:: Stored rows ::

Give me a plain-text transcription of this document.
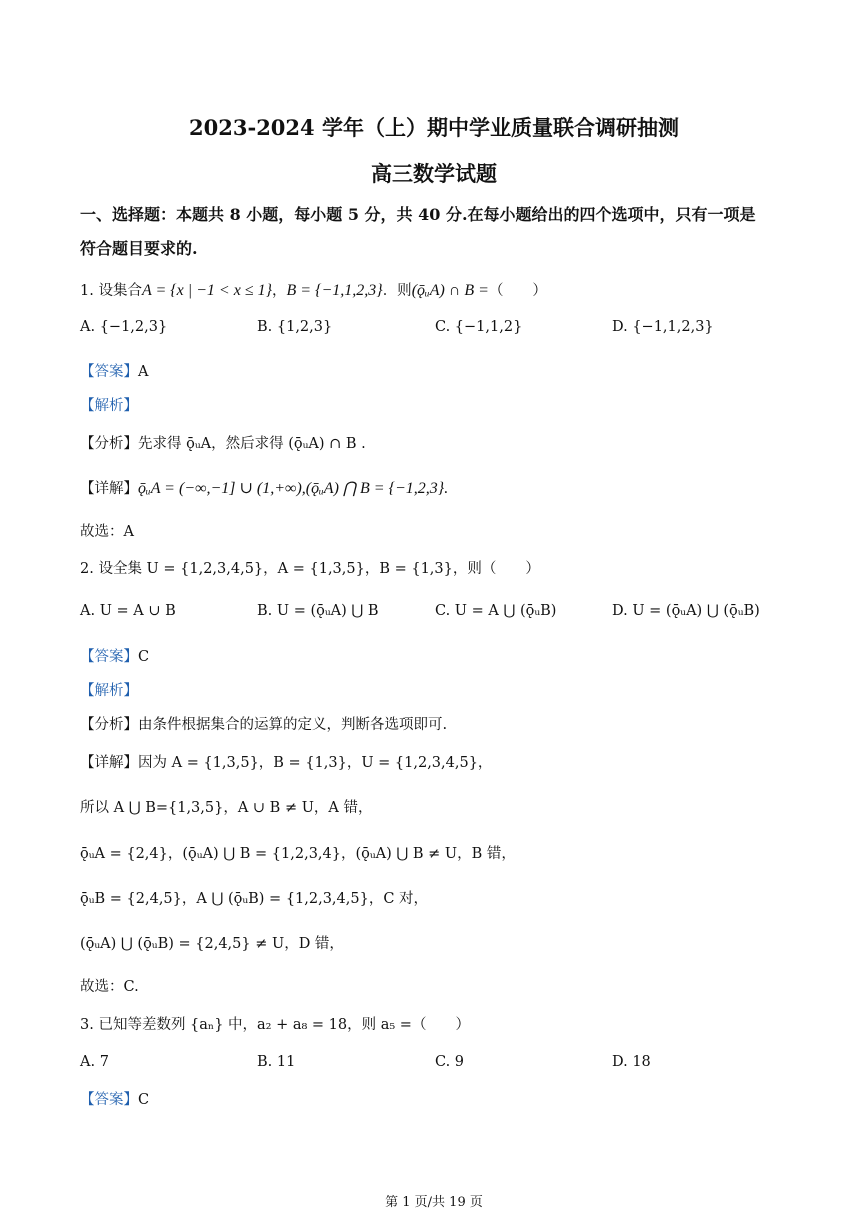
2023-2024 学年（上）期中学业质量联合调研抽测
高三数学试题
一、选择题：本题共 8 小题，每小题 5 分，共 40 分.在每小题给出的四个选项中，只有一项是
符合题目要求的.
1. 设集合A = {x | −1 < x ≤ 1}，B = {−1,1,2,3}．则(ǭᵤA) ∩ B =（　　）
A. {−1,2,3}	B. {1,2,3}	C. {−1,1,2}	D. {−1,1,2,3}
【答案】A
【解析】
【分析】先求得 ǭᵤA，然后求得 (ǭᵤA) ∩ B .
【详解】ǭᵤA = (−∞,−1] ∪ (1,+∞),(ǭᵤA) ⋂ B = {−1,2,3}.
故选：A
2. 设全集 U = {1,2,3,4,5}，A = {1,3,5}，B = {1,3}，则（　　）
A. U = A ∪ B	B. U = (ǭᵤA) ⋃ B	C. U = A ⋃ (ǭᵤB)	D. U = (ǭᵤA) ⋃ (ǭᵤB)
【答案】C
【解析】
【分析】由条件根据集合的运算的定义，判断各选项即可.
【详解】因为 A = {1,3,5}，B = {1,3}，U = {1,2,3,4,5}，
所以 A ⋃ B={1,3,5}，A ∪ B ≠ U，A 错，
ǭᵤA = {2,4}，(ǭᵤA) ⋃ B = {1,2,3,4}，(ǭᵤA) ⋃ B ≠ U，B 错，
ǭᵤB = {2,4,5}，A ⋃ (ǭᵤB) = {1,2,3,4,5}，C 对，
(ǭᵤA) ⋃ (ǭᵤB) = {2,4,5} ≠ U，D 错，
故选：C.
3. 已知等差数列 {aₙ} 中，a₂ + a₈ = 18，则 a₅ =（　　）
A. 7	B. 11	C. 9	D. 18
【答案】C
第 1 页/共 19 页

:::

* Prompt
Copy each line of the records precisely and drop any images they hold.

* Correct answer
Give me a plain-text transcription of this document.
2023-2024 学年（上）期中学业质量联合调研抽测
高三数学试题
一、选择题：本题共 8 小题，每小题 5 分，共 40 分.在每小题给出的四个选项中，只有一项是
符合题目要求的.
1. 设集合A = {x | −1 < x ≤ 1}，B = {−1,1,2,3}．则(ǭᵤA) ∩ B =（　　）
A. {−1,2,3}	B. {1,2,3}	C. {−1,1,2}	D. {−1,1,2,3}
【答案】A
【解析】
【分析】先求得 ǭᵤA，然后求得 (ǭᵤA) ∩ B .
【详解】ǭᵤA = (−∞,−1] ∪ (1,+∞),(ǭᵤA) ⋂ B = {−1,2,3}.
故选：A
2. 设全集 U = {1,2,3,4,5}，A = {1,3,5}，B = {1,3}，则（　　）
A. U = A ∪ B	B. U = (ǭᵤA) ⋃ B	C. U = A ⋃ (ǭᵤB)	D. U = (ǭᵤA) ⋃ (ǭᵤB)
【答案】C
【解析】
【分析】由条件根据集合的运算的定义，判断各选项即可.
【详解】因为 A = {1,3,5}，B = {1,3}，U = {1,2,3,4,5}，
所以 A ⋃ B={1,3,5}，A ∪ B ≠ U，A 错，
ǭᵤA = {2,4}，(ǭᵤA) ⋃ B = {1,2,3,4}，(ǭᵤA) ⋃ B ≠ U，B 错，
ǭᵤB = {2,4,5}，A ⋃ (ǭᵤB) = {1,2,3,4,5}，C 对，
(ǭᵤA) ⋃ (ǭᵤB) = {2,4,5} ≠ U，D 错，
故选：C.
3. 已知等差数列 {aₙ} 中，a₂ + a₈ = 18，则 a₅ =（　　）
A. 7	B. 11	C. 9	D. 18
【答案】C
第 1 页/共 19 页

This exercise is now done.